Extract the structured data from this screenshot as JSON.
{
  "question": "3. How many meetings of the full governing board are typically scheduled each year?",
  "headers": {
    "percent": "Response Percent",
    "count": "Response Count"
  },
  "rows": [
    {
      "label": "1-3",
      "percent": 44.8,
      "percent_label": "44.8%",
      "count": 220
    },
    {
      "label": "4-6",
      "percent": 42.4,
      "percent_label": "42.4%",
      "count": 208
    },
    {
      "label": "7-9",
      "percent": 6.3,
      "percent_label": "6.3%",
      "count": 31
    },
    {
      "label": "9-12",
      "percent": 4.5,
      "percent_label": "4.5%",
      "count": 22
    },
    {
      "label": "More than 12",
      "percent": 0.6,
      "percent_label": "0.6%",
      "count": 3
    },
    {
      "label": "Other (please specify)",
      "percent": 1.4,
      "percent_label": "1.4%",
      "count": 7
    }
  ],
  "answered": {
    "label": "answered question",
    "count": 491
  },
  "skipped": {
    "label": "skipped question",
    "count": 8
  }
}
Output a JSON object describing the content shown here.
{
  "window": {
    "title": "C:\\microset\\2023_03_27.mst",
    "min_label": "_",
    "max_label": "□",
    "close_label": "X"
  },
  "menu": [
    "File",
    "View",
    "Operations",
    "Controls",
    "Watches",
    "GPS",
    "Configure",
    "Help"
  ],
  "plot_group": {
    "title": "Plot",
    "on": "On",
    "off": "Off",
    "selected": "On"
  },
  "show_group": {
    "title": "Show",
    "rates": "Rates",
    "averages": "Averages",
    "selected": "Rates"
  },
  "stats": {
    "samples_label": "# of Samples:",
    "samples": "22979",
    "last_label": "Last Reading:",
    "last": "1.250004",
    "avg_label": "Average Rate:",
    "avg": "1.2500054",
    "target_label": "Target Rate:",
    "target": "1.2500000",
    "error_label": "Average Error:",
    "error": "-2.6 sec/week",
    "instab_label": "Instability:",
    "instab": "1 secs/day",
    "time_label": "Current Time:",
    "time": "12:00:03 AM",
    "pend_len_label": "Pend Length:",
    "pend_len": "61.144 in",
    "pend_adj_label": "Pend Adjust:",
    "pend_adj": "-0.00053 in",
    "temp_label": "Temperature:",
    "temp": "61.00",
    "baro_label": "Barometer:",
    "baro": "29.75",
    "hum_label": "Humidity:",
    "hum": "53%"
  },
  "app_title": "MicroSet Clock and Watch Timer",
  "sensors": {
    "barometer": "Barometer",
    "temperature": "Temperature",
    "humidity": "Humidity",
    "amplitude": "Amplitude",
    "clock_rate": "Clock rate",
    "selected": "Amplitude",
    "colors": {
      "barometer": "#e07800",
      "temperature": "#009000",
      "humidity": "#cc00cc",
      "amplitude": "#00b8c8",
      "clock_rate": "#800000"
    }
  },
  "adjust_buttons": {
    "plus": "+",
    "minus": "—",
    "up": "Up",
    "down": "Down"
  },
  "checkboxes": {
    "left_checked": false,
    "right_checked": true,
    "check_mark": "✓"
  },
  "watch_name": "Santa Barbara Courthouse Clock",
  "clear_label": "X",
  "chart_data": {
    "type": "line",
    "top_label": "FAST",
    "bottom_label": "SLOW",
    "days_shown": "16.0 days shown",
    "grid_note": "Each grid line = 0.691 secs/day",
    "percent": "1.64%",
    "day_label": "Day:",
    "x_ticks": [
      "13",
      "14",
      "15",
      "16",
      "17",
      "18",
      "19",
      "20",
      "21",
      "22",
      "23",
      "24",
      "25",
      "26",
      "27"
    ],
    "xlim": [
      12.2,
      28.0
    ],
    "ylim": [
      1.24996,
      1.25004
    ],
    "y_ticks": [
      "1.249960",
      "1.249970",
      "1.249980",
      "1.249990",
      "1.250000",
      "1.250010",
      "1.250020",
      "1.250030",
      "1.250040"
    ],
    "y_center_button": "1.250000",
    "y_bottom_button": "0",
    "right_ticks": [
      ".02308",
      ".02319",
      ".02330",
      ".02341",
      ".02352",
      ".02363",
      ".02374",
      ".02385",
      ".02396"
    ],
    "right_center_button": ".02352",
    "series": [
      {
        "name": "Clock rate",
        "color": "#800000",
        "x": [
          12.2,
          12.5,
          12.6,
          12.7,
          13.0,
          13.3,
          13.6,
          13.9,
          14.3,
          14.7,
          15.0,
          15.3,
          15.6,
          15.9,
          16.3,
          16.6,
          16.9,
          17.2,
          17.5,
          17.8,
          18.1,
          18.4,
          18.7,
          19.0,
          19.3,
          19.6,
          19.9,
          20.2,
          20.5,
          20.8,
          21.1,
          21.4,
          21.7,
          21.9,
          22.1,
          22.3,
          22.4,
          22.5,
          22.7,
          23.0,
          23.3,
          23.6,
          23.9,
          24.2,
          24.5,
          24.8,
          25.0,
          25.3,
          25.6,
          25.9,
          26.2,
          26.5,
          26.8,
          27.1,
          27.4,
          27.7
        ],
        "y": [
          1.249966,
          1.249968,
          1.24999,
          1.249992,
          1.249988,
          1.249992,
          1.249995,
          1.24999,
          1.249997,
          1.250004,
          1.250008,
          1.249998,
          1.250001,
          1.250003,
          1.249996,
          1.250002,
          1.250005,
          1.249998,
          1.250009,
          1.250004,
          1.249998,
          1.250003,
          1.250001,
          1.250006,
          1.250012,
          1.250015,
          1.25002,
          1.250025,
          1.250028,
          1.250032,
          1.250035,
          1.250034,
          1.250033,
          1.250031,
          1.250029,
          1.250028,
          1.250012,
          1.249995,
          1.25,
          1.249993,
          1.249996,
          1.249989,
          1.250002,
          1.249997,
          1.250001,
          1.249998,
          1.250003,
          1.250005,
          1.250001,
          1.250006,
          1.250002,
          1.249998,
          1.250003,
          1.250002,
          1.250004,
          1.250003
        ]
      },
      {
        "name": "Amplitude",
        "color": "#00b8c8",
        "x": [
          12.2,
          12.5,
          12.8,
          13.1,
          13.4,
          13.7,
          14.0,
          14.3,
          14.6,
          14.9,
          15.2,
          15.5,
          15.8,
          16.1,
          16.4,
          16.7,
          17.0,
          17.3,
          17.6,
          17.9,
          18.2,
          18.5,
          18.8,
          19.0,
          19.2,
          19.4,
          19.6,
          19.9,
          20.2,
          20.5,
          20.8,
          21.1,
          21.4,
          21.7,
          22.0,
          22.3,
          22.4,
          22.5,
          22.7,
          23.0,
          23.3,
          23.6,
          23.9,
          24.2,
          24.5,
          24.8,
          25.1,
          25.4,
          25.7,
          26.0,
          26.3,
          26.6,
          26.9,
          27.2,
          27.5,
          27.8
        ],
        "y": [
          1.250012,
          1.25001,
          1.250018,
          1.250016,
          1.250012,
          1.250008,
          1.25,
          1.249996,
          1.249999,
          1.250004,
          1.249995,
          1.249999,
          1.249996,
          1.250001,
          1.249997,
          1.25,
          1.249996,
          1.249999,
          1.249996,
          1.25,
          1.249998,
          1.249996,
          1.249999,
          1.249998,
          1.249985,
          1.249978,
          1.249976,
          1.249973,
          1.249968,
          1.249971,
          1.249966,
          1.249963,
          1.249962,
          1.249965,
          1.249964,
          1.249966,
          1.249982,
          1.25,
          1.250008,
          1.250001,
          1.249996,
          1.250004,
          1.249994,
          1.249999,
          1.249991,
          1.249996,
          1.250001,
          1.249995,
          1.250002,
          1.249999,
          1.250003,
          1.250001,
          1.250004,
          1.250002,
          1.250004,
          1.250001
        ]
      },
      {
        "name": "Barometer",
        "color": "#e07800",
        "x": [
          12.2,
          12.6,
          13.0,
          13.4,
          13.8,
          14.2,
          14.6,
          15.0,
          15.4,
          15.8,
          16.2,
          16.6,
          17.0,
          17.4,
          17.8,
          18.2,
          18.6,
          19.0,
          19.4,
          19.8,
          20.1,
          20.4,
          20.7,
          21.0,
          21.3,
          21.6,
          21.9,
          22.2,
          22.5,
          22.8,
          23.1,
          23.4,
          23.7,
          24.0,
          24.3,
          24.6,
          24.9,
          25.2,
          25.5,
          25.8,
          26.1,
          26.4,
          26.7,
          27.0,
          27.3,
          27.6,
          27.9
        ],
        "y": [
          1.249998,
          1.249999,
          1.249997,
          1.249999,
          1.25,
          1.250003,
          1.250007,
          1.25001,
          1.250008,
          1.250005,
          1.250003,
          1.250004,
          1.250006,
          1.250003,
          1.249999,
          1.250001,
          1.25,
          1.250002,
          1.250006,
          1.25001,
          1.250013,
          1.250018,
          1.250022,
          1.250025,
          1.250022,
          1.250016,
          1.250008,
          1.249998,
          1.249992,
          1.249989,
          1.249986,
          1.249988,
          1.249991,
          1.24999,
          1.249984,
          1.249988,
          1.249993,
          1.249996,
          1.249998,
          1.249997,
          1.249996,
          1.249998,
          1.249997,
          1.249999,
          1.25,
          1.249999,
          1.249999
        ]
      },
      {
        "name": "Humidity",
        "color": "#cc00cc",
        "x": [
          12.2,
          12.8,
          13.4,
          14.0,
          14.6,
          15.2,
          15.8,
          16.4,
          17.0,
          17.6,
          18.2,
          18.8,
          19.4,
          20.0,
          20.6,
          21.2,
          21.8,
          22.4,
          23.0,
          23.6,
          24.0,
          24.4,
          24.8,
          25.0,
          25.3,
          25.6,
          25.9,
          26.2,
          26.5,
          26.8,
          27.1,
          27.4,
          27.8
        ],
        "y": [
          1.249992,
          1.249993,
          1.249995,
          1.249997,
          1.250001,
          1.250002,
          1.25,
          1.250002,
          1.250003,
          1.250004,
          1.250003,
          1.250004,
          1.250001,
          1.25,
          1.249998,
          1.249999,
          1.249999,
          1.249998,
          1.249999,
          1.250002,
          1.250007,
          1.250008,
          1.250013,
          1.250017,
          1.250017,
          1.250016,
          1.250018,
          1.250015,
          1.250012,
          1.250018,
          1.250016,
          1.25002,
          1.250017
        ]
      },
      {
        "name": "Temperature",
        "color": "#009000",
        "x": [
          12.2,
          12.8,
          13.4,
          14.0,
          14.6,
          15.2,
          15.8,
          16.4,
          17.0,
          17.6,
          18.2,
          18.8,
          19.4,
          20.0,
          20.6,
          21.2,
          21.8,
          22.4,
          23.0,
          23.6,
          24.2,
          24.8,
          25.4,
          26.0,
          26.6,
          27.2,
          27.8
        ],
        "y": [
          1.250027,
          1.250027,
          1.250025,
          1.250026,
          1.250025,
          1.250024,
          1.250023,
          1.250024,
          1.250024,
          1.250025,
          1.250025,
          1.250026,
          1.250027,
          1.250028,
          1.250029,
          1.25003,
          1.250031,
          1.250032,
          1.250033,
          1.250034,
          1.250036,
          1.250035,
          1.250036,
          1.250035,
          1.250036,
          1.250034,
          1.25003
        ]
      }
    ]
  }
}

§

**TO BE DONE:** Lines containing the string "secs" are to be selected and copied.

**SOLUTION TO THIS EXERCISE:**
    "instab": "1 secs/day",
    "grid_note": "Each grid line = 0.691 secs/day",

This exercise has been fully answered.